PROBLEM STATEMENT
Transcribe every record that appears below, exactly and in full.
───── EXTRACTED ENTRIES
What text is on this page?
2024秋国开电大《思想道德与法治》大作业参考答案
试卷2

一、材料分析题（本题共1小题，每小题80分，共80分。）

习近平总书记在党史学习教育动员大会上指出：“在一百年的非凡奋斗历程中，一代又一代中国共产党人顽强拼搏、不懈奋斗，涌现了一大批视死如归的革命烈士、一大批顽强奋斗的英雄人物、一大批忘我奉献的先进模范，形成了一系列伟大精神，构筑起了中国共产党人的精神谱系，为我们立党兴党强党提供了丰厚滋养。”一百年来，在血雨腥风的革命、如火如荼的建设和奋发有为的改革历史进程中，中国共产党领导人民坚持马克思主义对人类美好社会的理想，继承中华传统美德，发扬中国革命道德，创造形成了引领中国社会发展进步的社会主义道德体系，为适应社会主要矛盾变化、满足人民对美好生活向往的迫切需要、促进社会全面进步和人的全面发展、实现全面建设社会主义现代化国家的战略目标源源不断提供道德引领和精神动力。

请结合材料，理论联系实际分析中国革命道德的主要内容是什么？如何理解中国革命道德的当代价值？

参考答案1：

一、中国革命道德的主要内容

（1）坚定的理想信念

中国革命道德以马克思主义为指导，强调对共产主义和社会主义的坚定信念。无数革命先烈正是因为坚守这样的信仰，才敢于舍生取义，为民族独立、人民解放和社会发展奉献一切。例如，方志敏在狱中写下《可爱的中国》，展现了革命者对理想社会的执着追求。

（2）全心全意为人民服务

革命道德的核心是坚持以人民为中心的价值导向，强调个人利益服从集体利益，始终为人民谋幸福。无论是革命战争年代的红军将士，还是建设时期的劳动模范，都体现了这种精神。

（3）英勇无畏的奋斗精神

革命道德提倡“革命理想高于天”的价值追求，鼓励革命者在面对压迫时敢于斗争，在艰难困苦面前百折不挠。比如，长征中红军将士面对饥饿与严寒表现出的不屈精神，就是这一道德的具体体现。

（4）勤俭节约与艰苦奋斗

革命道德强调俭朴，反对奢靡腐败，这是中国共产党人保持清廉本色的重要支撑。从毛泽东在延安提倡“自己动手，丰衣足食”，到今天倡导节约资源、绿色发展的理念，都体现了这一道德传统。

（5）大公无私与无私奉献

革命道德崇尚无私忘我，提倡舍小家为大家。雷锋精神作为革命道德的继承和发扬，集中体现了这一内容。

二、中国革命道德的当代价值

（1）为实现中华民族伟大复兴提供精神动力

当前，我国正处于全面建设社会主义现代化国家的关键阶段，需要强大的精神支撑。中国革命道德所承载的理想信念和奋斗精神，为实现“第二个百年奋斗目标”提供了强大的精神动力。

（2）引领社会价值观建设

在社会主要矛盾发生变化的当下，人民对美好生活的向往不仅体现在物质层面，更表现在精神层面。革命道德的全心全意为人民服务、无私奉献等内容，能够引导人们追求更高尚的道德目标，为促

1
──────────
FINAL ANSWER
What text is on this page?
2024秋国开电大《思想道德与法治》大作业参考答案
试卷2

一、材料分析题（本题共1小题，每小题80分，共80分。）

习近平总书记在党史学习教育动员大会上指出：“在一百年的非凡奋斗历程中，一代又一代中国共产党人顽强拼搏、不懈奋斗，涌现了一大批视死如归的革命烈士、一大批顽强奋斗的英雄人物、一大批忘我奉献的先进模范，形成了一系列伟大精神，构筑起了中国共产党人的精神谱系，为我们立党兴党强党提供了丰厚滋养。”一百年来，在血雨腥风的革命、如火如荼的建设和奋发有为的改革历史进程中，中国共产党领导人民坚持马克思主义对人类美好社会的理想，继承中华传统美德，发扬中国革命道德，创造形成了引领中国社会发展进步的社会主义道德体系，为适应社会主要矛盾变化、满足人民对美好生活向往的迫切需要、促进社会全面进步和人的全面发展、实现全面建设社会主义现代化国家的战略目标源源不断提供道德引领和精神动力。

请结合材料，理论联系实际分析中国革命道德的主要内容是什么？如何理解中国革命道德的当代价值？

参考答案1：

一、中国革命道德的主要内容

（1）坚定的理想信念

中国革命道德以马克思主义为指导，强调对共产主义和社会主义的坚定信念。无数革命先烈正是因为坚守这样的信仰，才敢于舍生取义，为民族独立、人民解放和社会发展奉献一切。例如，方志敏在狱中写下《可爱的中国》，展现了革命者对理想社会的执着追求。

（2）全心全意为人民服务

革命道德的核心是坚持以人民为中心的价值导向，强调个人利益服从集体利益，始终为人民谋幸福。无论是革命战争年代的红军将士，还是建设时期的劳动模范，都体现了这种精神。

（3）英勇无畏的奋斗精神

革命道德提倡“革命理想高于天”的价值追求，鼓励革命者在面对压迫时敢于斗争，在艰难困苦面前百折不挠。比如，长征中红军将士面对饥饿与严寒表现出的不屈精神，就是这一道德的具体体现。

（4）勤俭节约与艰苦奋斗

革命道德强调俭朴，反对奢靡腐败，这是中国共产党人保持清廉本色的重要支撑。从毛泽东在延安提倡“自己动手，丰衣足食”，到今天倡导节约资源、绿色发展的理念，都体现了这一道德传统。

（5）大公无私与无私奉献

革命道德崇尚无私忘我，提倡舍小家为大家。雷锋精神作为革命道德的继承和发扬，集中体现了这一内容。

二、中国革命道德的当代价值

（1）为实现中华民族伟大复兴提供精神动力

当前，我国正处于全面建设社会主义现代化国家的关键阶段，需要强大的精神支撑。中国革命道德所承载的理想信念和奋斗精神，为实现“第二个百年奋斗目标”提供了强大的精神动力。

（2）引领社会价值观建设

在社会主要矛盾发生变化的当下，人民对美好生活的向往不仅体现在物质层面，更表现在精神层面。革命道德的全心全意为人民服务、无私奉献等内容，能够引导人们追求更高尚的道德目标，为促

1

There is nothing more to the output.